[MATERIAL PROVIDED]
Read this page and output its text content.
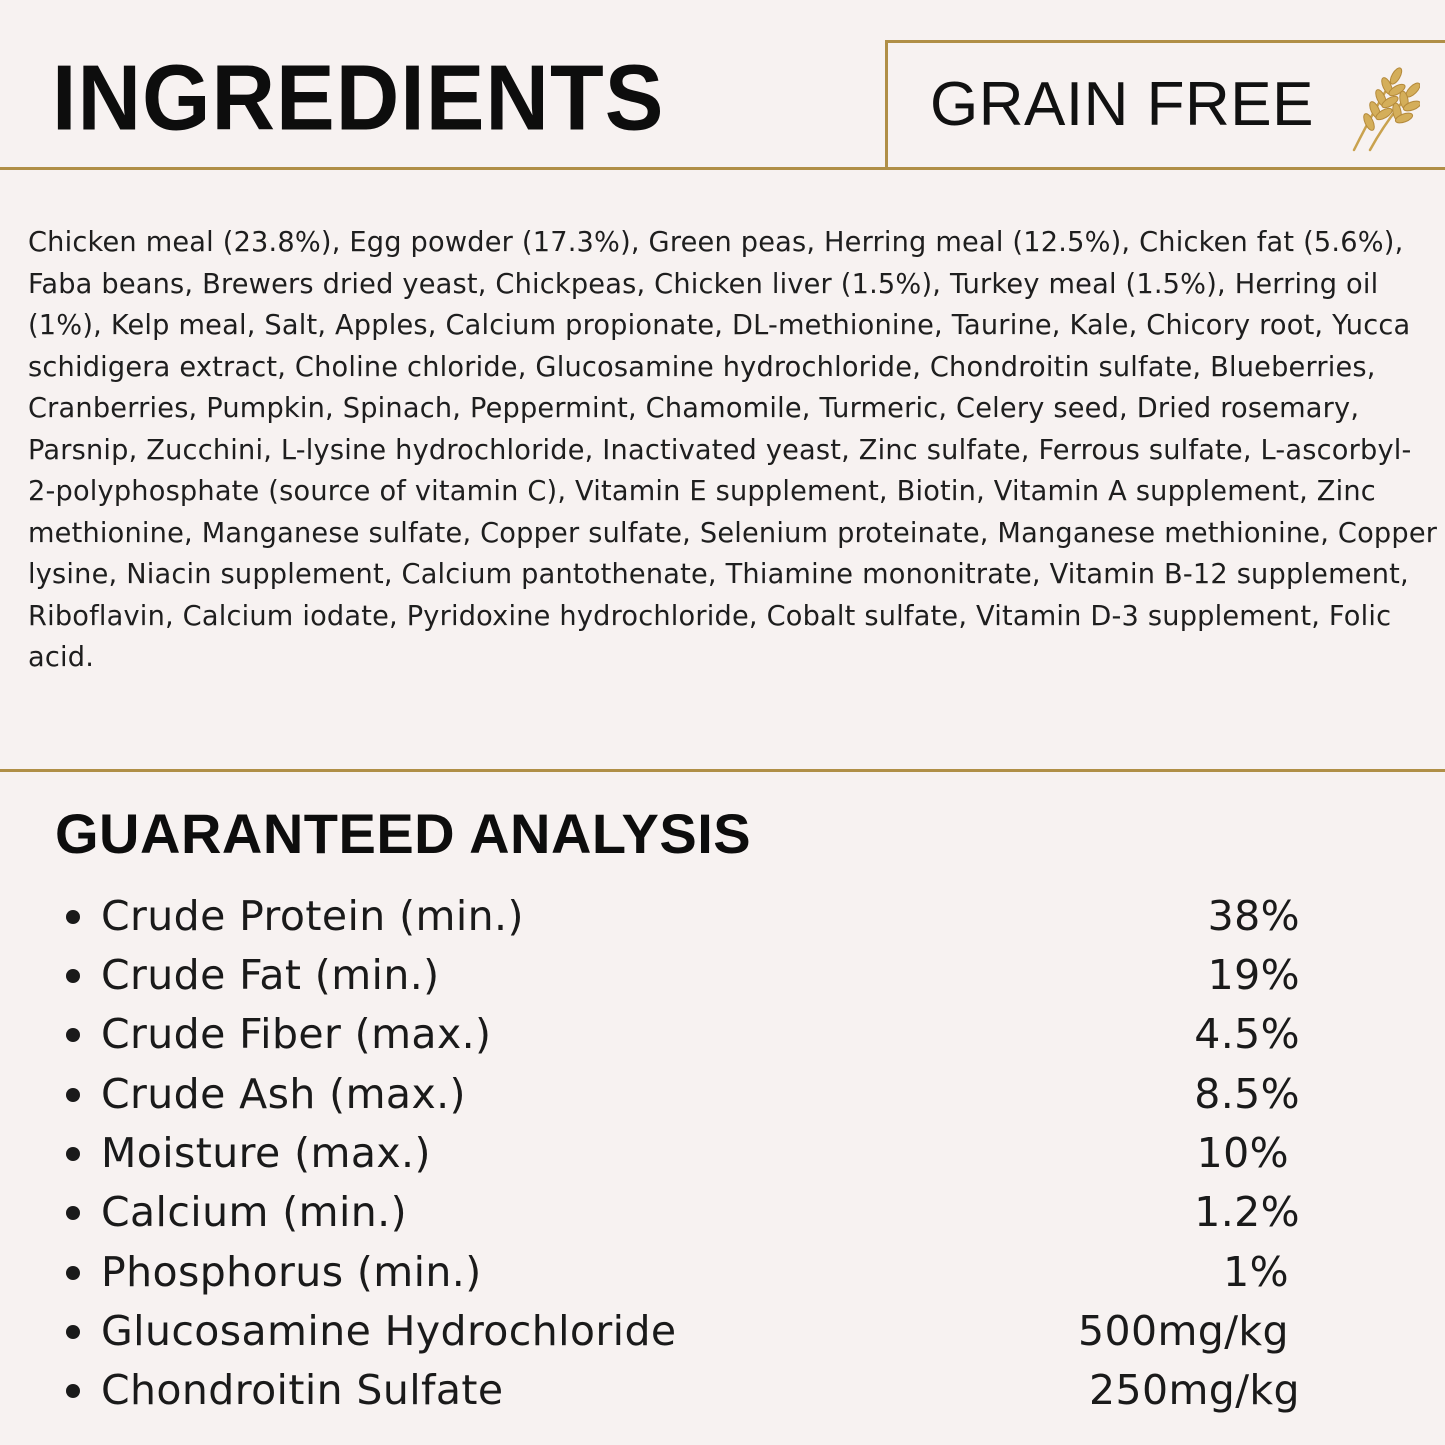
INGREDIENTS	GRAIN FREE
Chicken meal (23.8%), Egg powder (17.3%), Green peas, Herring meal (12.5%), Chicken fat (5.6%), Faba beans, Brewers dried yeast, Chickpeas, Chicken liver (1.5%), Turkey meal (1.5%), Herring oil (1%), Kelp meal, Salt, Apples, Calcium propionate, DL-methionine, Taurine, Kale, Chicory root, Yucca schidigera extract, Choline chloride, Glucosamine hydrochloride, Chondroitin sulfate, Blueberries, Cranberries, Pumpkin, Spinach, Peppermint, Chamomile, Turmeric, Celery seed, Dried rosemary, Parsnip, Zucchini, L-lysine hydrochloride, Inactivated yeast, Zinc sulfate, Ferrous sulfate, L-ascorbyl-2-polyphosphate (source of vitamin C), Vitamin E supplement, Biotin, Vitamin A supplement, Zinc methionine, Manganese sulfate, Copper sulfate, Selenium proteinate, Manganese methionine, Copper lysine, Niacin supplement, Calcium pantothenate, Thiamine mononitrate, Vitamin B-12 supplement, Riboflavin, Calcium iodate, Pyridoxine hydrochloride, Cobalt sulfate, Vitamin D-3 supplement, Folic acid.
GUARANTEED ANALYSIS
Crude Protein (min.)	38%
Crude Fat (min.)	19%
Crude Fiber (max.)	4.5%
Crude Ash (max.)	8.5%
Moisture (max.)	10%
Calcium (min.)	1.2%
Phosphorus (min.)	1%
Glucosamine Hydrochloride	500mg/kg
Chondroitin Sulfate	250mg/kg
[/MATERIAL PROVIDED]
• **DIRECTIONS**
Leave the pictures out and print the records above exactly as they stand.

• **ANSWER FOR THIS EXERCISE**
Read this page and output its text content.
INGREDIENTS	GRAIN FREE
Chicken meal (23.8%), Egg powder (17.3%), Green peas, Herring meal (12.5%), Chicken fat (5.6%), Faba beans, Brewers dried yeast, Chickpeas, Chicken liver (1.5%), Turkey meal (1.5%), Herring oil (1%), Kelp meal, Salt, Apples, Calcium propionate, DL-methionine, Taurine, Kale, Chicory root, Yucca schidigera extract, Choline chloride, Glucosamine hydrochloride, Chondroitin sulfate, Blueberries, Cranberries, Pumpkin, Spinach, Peppermint, Chamomile, Turmeric, Celery seed, Dried rosemary, Parsnip, Zucchini, L-lysine hydrochloride, Inactivated yeast, Zinc sulfate, Ferrous sulfate, L-ascorbyl-2-polyphosphate (source of vitamin C), Vitamin E supplement, Biotin, Vitamin A supplement, Zinc methionine, Manganese sulfate, Copper sulfate, Selenium proteinate, Manganese methionine, Copper lysine, Niacin supplement, Calcium pantothenate, Thiamine mononitrate, Vitamin B-12 supplement, Riboflavin, Calcium iodate, Pyridoxine hydrochloride, Cobalt sulfate, Vitamin D-3 supplement, Folic acid.
GUARANTEED ANALYSIS
Crude Protein (min.)	38%
Crude Fat (min.)	19%
Crude Fiber (max.)	4.5%
Crude Ash (max.)	8.5%
Moisture (max.)	10%
Calcium (min.)	1.2%
Phosphorus (min.)	1%
Glucosamine Hydrochloride	500mg/kg
Chondroitin Sulfate	250mg/kg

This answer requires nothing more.